The records below are to be quoted in full; please keep every word exact.

— start Supplied data —

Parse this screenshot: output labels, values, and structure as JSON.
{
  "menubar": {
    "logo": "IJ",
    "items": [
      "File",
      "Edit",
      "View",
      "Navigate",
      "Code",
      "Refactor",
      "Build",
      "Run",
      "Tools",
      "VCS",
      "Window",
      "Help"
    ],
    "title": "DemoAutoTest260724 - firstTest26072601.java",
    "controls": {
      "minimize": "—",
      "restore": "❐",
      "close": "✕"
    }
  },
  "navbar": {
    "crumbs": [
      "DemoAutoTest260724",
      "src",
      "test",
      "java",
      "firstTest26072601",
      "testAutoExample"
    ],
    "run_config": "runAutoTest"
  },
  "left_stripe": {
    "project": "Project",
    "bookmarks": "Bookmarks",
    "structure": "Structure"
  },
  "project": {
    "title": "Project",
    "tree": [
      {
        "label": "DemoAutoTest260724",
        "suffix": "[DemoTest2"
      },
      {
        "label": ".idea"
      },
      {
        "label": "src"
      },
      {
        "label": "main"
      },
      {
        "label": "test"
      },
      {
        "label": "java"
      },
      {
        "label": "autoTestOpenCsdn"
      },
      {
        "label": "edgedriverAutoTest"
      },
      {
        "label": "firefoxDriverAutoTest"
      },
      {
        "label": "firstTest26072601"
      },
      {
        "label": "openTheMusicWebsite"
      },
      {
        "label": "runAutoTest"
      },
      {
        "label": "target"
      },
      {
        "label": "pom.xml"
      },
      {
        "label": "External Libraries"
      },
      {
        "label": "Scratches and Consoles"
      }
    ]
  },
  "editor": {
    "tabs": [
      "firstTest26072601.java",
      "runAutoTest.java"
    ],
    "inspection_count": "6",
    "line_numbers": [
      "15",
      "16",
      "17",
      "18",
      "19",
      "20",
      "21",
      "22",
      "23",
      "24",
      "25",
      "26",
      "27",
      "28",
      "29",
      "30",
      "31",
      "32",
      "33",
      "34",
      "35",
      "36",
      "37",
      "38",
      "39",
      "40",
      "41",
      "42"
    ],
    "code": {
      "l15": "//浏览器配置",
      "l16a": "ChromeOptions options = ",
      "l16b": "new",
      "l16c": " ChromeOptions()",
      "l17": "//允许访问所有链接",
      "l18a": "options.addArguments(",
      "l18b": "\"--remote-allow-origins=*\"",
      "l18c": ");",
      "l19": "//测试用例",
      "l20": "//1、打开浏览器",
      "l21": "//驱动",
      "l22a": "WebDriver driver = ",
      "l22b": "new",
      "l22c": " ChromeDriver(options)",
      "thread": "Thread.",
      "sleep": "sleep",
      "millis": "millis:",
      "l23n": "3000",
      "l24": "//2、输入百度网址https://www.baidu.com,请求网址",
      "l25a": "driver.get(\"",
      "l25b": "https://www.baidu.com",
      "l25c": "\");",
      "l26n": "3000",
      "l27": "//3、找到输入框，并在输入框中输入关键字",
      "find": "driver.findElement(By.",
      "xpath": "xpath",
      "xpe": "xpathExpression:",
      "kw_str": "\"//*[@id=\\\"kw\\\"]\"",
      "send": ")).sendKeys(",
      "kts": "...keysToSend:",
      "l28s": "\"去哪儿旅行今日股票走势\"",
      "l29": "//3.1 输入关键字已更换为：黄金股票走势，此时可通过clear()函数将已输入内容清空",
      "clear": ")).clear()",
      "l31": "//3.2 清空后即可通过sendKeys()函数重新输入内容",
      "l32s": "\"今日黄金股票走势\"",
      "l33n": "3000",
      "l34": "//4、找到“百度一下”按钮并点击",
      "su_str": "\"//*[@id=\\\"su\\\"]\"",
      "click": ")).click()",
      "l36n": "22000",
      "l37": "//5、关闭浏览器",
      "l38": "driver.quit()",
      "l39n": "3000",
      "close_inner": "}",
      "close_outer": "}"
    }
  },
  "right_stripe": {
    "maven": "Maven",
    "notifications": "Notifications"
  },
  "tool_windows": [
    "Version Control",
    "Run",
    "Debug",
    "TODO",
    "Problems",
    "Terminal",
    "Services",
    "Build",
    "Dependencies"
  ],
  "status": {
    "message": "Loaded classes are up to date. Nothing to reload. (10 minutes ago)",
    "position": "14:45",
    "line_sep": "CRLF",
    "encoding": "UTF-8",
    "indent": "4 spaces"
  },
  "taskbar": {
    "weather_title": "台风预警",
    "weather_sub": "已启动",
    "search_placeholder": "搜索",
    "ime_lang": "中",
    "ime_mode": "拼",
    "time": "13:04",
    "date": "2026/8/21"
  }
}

— end Supplied data —

> Expected answer:
Parse this screenshot: output labels, values, and structure as JSON.
{
  "menubar": {
    "logo": "IJ",
    "items": [
      "File",
      "Edit",
      "View",
      "Navigate",
      "Code",
      "Refactor",
      "Build",
      "Run",
      "Tools",
      "VCS",
      "Window",
      "Help"
    ],
    "title": "DemoAutoTest260724 - firstTest26072601.java",
    "controls": {
      "minimize": "—",
      "restore": "❐",
      "close": "✕"
    }
  },
  "navbar": {
    "crumbs": [
      "DemoAutoTest260724",
      "src",
      "test",
      "java",
      "firstTest26072601",
      "testAutoExample"
    ],
    "run_config": "runAutoTest"
  },
  "left_stripe": {
    "project": "Project",
    "bookmarks": "Bookmarks",
    "structure": "Structure"
  },
  "project": {
    "title": "Project",
    "tree": [
      {
        "label": "DemoAutoTest260724",
        "suffix": "[DemoTest2"
      },
      {
        "label": ".idea"
      },
      {
        "label": "src"
      },
      {
        "label": "main"
      },
      {
        "label": "test"
      },
      {
        "label": "java"
      },
      {
        "label": "autoTestOpenCsdn"
      },
      {
        "label": "edgedriverAutoTest"
      },
      {
        "label": "firefoxDriverAutoTest"
      },
      {
        "label": "firstTest26072601"
      },
      {
        "label": "openTheMusicWebsite"
      },
      {
        "label": "runAutoTest"
      },
      {
        "label": "target"
      },
      {
        "label": "pom.xml"
      },
      {
        "label": "External Libraries"
      },
      {
        "label": "Scratches and Consoles"
      }
    ]
  },
  "editor": {
    "tabs": [
      "firstTest26072601.java",
      "runAutoTest.java"
    ],
    "inspection_count": "6",
    "line_numbers": [
      "15",
      "16",
      "17",
      "18",
      "19",
      "20",
      "21",
      "22",
      "23",
      "24",
      "25",
      "26",
      "27",
      "28",
      "29",
      "30",
      "31",
      "32",
      "33",
      "34",
      "35",
      "36",
      "37",
      "38",
      "39",
      "40",
      "41",
      "42"
    ],
    "code": {
      "l15": "//浏览器配置",
      "l16a": "ChromeOptions options = ",
      "l16b": "new",
      "l16c": " ChromeOptions()",
      "l17": "//允许访问所有链接",
      "l18a": "options.addArguments(",
      "l18b": "\"--remote-allow-origins=*\"",
      "l18c": ");",
      "l19": "//测试用例",
      "l20": "//1、打开浏览器",
      "l21": "//驱动",
      "l22a": "WebDriver driver = ",
      "l22b": "new",
      "l22c": " ChromeDriver(options)",
      "thread": "Thread.",
      "sleep": "sleep",
      "millis": "millis:",
      "l23n": "3000",
      "l24": "//2、输入百度网址https://www.baidu.com,请求网址",
      "l25a": "driver.get(\"",
      "l25b": "https://www.baidu.com",
      "l25c": "\");",
      "l26n": "3000",
      "l27": "//3、找到输入框，并在输入框中输入关键字",
      "find": "driver.findElement(By.",
      "xpath": "xpath",
      "xpe": "xpathExpression:",
      "kw_str": "\"//*[@id=\\\"kw\\\"]\"",
      "send": ")).sendKeys(",
      "kts": "...keysToSend:",
      "l28s": "\"去哪儿旅行今日股票走势\"",
      "l29": "//3.1 输入关键字已更换为：黄金股票走势，此时可通过clear()函数将已输入内容清空",
      "clear": ")).clear()",
      "l31": "//3.2 清空后即可通过sendKeys()函数重新输入内容",
      "l32s": "\"今日黄金股票走势\"",
      "l33n": "3000",
      "l34": "//4、找到“百度一下”按钮并点击",
      "su_str": "\"//*[@id=\\\"su\\\"]\"",
      "click": ")).click()",
      "l36n": "22000",
      "l37": "//5、关闭浏览器",
      "l38": "driver.quit()",
      "l39n": "3000",
      "close_inner": "}",
      "close_outer": "}"
    }
  },
  "right_stripe": {
    "maven": "Maven",
    "notifications": "Notifications"
  },
  "tool_windows": [
    "Version Control",
    "Run",
    "Debug",
    "TODO",
    "Problems",
    "Terminal",
    "Services",
    "Build",
    "Dependencies"
  ],
  "status": {
    "message": "Loaded classes are up to date. Nothing to reload. (10 minutes ago)",
    "position": "14:45",
    "line_sep": "CRLF",
    "encoding": "UTF-8",
    "indent": "4 spaces"
  },
  "taskbar": {
    "weather_title": "台风预警",
    "weather_sub": "已启动",
    "search_placeholder": "搜索",
    "ime_lang": "中",
    "ime_mode": "拼",
    "time": "13:04",
    "date": "2026/8/21"
  }
}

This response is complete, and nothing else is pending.